== Dataset records ==
□ □ □ □ □ □ □

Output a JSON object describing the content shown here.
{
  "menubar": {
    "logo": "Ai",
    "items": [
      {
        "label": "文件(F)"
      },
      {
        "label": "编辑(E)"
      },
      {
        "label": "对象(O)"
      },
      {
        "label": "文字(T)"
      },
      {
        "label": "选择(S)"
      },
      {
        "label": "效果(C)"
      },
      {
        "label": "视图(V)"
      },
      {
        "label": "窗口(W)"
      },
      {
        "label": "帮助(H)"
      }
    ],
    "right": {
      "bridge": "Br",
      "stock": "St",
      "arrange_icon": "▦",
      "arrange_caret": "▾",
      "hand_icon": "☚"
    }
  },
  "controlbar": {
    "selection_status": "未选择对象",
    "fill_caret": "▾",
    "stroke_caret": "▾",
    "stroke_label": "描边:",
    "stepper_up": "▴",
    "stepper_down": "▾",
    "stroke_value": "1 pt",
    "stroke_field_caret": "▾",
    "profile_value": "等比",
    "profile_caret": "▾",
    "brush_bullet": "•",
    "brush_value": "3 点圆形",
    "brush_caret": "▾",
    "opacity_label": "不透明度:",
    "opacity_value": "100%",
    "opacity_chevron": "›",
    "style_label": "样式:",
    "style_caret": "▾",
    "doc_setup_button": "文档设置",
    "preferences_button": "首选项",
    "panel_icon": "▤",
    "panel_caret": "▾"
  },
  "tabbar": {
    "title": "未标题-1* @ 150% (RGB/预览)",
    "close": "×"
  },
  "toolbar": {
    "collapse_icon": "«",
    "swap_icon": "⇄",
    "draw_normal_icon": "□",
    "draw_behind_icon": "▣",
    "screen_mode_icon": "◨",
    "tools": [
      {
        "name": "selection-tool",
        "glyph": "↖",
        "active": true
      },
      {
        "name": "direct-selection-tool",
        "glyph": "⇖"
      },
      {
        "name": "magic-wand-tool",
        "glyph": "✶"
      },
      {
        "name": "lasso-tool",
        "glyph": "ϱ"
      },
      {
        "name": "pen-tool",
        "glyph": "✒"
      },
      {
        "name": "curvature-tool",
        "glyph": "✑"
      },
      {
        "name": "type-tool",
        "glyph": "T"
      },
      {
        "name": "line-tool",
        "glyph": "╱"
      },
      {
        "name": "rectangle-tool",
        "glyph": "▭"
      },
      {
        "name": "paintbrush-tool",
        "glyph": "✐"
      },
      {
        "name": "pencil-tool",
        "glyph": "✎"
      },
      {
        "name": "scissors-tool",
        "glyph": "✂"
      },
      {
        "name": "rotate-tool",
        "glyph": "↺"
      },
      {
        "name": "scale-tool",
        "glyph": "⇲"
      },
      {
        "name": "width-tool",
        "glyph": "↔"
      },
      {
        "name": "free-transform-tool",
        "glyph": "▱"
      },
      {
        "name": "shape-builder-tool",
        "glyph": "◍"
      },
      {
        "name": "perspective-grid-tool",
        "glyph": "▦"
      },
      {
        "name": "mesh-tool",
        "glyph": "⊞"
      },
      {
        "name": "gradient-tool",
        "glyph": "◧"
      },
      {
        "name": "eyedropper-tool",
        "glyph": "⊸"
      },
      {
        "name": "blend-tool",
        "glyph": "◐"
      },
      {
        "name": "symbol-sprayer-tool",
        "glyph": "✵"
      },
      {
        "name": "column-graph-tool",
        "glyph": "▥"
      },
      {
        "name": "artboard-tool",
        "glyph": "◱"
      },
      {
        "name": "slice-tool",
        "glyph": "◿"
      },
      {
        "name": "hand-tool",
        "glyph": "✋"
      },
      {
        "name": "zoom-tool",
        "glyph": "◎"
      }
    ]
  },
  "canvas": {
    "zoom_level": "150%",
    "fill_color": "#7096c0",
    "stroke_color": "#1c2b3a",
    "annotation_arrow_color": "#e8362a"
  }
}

□ □ □ □ □ □ □

== PROMPT ==
Reproduce the data in its entirety, matching each character.

== WORKED SOLUTION ==
Output a JSON object describing the content shown here.
{
  "menubar": {
    "logo": "Ai",
    "items": [
      {
        "label": "文件(F)"
      },
      {
        "label": "编辑(E)"
      },
      {
        "label": "对象(O)"
      },
      {
        "label": "文字(T)"
      },
      {
        "label": "选择(S)"
      },
      {
        "label": "效果(C)"
      },
      {
        "label": "视图(V)"
      },
      {
        "label": "窗口(W)"
      },
      {
        "label": "帮助(H)"
      }
    ],
    "right": {
      "bridge": "Br",
      "stock": "St",
      "arrange_icon": "▦",
      "arrange_caret": "▾",
      "hand_icon": "☚"
    }
  },
  "controlbar": {
    "selection_status": "未选择对象",
    "fill_caret": "▾",
    "stroke_caret": "▾",
    "stroke_label": "描边:",
    "stepper_up": "▴",
    "stepper_down": "▾",
    "stroke_value": "1 pt",
    "stroke_field_caret": "▾",
    "profile_value": "等比",
    "profile_caret": "▾",
    "brush_bullet": "•",
    "brush_value": "3 点圆形",
    "brush_caret": "▾",
    "opacity_label": "不透明度:",
    "opacity_value": "100%",
    "opacity_chevron": "›",
    "style_label": "样式:",
    "style_caret": "▾",
    "doc_setup_button": "文档设置",
    "preferences_button": "首选项",
    "panel_icon": "▤",
    "panel_caret": "▾"
  },
  "tabbar": {
    "title": "未标题-1* @ 150% (RGB/预览)",
    "close": "×"
  },
  "toolbar": {
    "collapse_icon": "«",
    "swap_icon": "⇄",
    "draw_normal_icon": "□",
    "draw_behind_icon": "▣",
    "screen_mode_icon": "◨",
    "tools": [
      {
        "name": "selection-tool",
        "glyph": "↖",
        "active": true
      },
      {
        "name": "direct-selection-tool",
        "glyph": "⇖"
      },
      {
        "name": "magic-wand-tool",
        "glyph": "✶"
      },
      {
        "name": "lasso-tool",
        "glyph": "ϱ"
      },
      {
        "name": "pen-tool",
        "glyph": "✒"
      },
      {
        "name": "curvature-tool",
        "glyph": "✑"
      },
      {
        "name": "type-tool",
        "glyph": "T"
      },
      {
        "name": "line-tool",
        "glyph": "╱"
      },
      {
        "name": "rectangle-tool",
        "glyph": "▭"
      },
      {
        "name": "paintbrush-tool",
        "glyph": "✐"
      },
      {
        "name": "pencil-tool",
        "glyph": "✎"
      },
      {
        "name": "scissors-tool",
        "glyph": "✂"
      },
      {
        "name": "rotate-tool",
        "glyph": "↺"
      },
      {
        "name": "scale-tool",
        "glyph": "⇲"
      },
      {
        "name": "width-tool",
        "glyph": "↔"
      },
      {
        "name": "free-transform-tool",
        "glyph": "▱"
      },
      {
        "name": "shape-builder-tool",
        "glyph": "◍"
      },
      {
        "name": "perspective-grid-tool",
        "glyph": "▦"
      },
      {
        "name": "mesh-tool",
        "glyph": "⊞"
      },
      {
        "name": "gradient-tool",
        "glyph": "◧"
      },
      {
        "name": "eyedropper-tool",
        "glyph": "⊸"
      },
      {
        "name": "blend-tool",
        "glyph": "◐"
      },
      {
        "name": "symbol-sprayer-tool",
        "glyph": "✵"
      },
      {
        "name": "column-graph-tool",
        "glyph": "▥"
      },
      {
        "name": "artboard-tool",
        "glyph": "◱"
      },
      {
        "name": "slice-tool",
        "glyph": "◿"
      },
      {
        "name": "hand-tool",
        "glyph": "✋"
      },
      {
        "name": "zoom-tool",
        "glyph": "◎"
      }
    ]
  },
  "canvas": {
    "zoom_level": "150%",
    "fill_color": "#7096c0",
    "stroke_color": "#1c2b3a",
    "annotation_arrow_color": "#e8362a"
  }
}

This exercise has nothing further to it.